* **WORK REQUIRED**
Word for word, print each line of the listing below; pictures stay out.

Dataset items
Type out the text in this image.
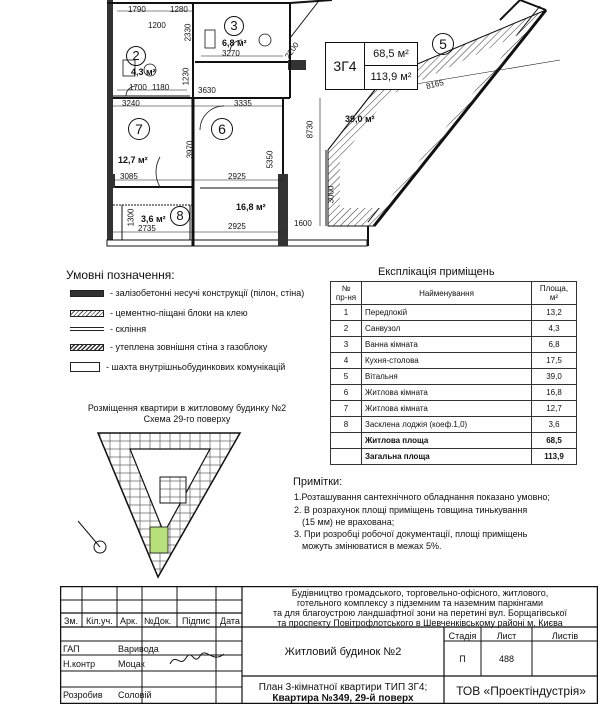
1790	1280
1200 2330
3270
1230
1700 1180
3240
3630
3335
3970
5350
8730
3085	2925
1300
2735	2925	1600
3000
8165
2200
2
4,3 м²
3
6,8 м²	5
39,0 м²
6
16,8 м²
7
12,7 м²
8
3,6 м²
3Г4
68,5 м²
113,9 м²
Умовні позначення:
- залізобетонні несучі конструкції (пілон, стіна)
- цементно-піщані блоки на клею
- скління
- утеплена зовнішня стіна з газоблоку
- шахта внутрішньобудинкових комунікацій
Експлікація приміщень
№
пр-ня	Найменування	Площа,
м²
1	Передпокій	13,2
2	Санвузол	4,3
3	Ванна кімната	6,8
4	Кухня-столова	17,5
5	Вітальня	39,0
6	Житлова кімната	16,8
7	Житлова кімната	12,7
8	Засклена лоджія (коеф.1,0)	3,6
	Житлова площа	68,5
	Загальна площа	113,9
Розміщення квартири в житловому будинку №2
Схема 29-го поверху
Примітки:
1.Розташування сантехнічного обладнання показано умовно;
2. В розрахунок площі приміщень товщина тинькування
(15 мм) не врахована;
3. При розробці робочої документації, площі приміщень
можуть змінюватися в межах 5%.
Будівництво громадського, торговельно-офісного, житлового,
готельного комплексу з підземним та наземним паркінгами
та для благоустрою ландшафтної зони на перетині вул. Борщагівської
та проспекту Повітрофлотського в Шевченківському районі м. Києва
Зм. Кіл.уч. Арк. №Док. Підпис Дата
ГАП	Варивода
Н.контр	Моцак
Розробив Соловій
Житловий будинок №2
Стадія	Лист	Листів
П	488
План 3-кімнатної квартири ТИП 3Г4;
Квартира №349, 29-й поверх
ТОВ «Проектіндустрія»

* **OUTPUT BELOW**
Type out the text in this image.
1790	1280
1200 2330
3270
1230
1700 1180
3240
3630
3335
3970
5350
8730
3085	2925
1300
2735	2925	1600
3000
8165
2200
2
4,3 м²
3
6,8 м²	5
39,0 м²
6
16,8 м²
7
12,7 м²
8
3,6 м²
3Г4
68,5 м²
113,9 м²
Умовні позначення:
- залізобетонні несучі конструкції (пілон, стіна)
- цементно-піщані блоки на клею
- скління
- утеплена зовнішня стіна з газоблоку
- шахта внутрішньобудинкових комунікацій
Експлікація приміщень
№
пр-ня	Найменування	Площа,
м²
1	Передпокій	13,2
2	Санвузол	4,3
3	Ванна кімната	6,8
4	Кухня-столова	17,5
5	Вітальня	39,0
6	Житлова кімната	16,8
7	Житлова кімната	12,7
8	Засклена лоджія (коеф.1,0)	3,6
	Житлова площа	68,5
	Загальна площа	113,9
Розміщення квартири в житловому будинку №2
Схема 29-го поверху
Примітки:
1.Розташування сантехнічного обладнання показано умовно;
2. В розрахунок площі приміщень товщина тинькування
(15 мм) не врахована;
3. При розробці робочої документації, площі приміщень
можуть змінюватися в межах 5%.
Будівництво громадського, торговельно-офісного, житлового,
готельного комплексу з підземним та наземним паркінгами
та для благоустрою ландшафтної зони на перетині вул. Борщагівської
та проспекту Повітрофлотського в Шевченківському районі м. Києва
Зм. Кіл.уч. Арк. №Док. Підпис Дата
ГАП	Варивода
Н.контр	Моцак
Розробив Соловій
Житловий будинок №2
Стадія	Лист	Листів
П	488
План 3-кімнатної квартири ТИП 3Г4;
Квартира №349, 29-й поверх
ТОВ «Проектіндустрія»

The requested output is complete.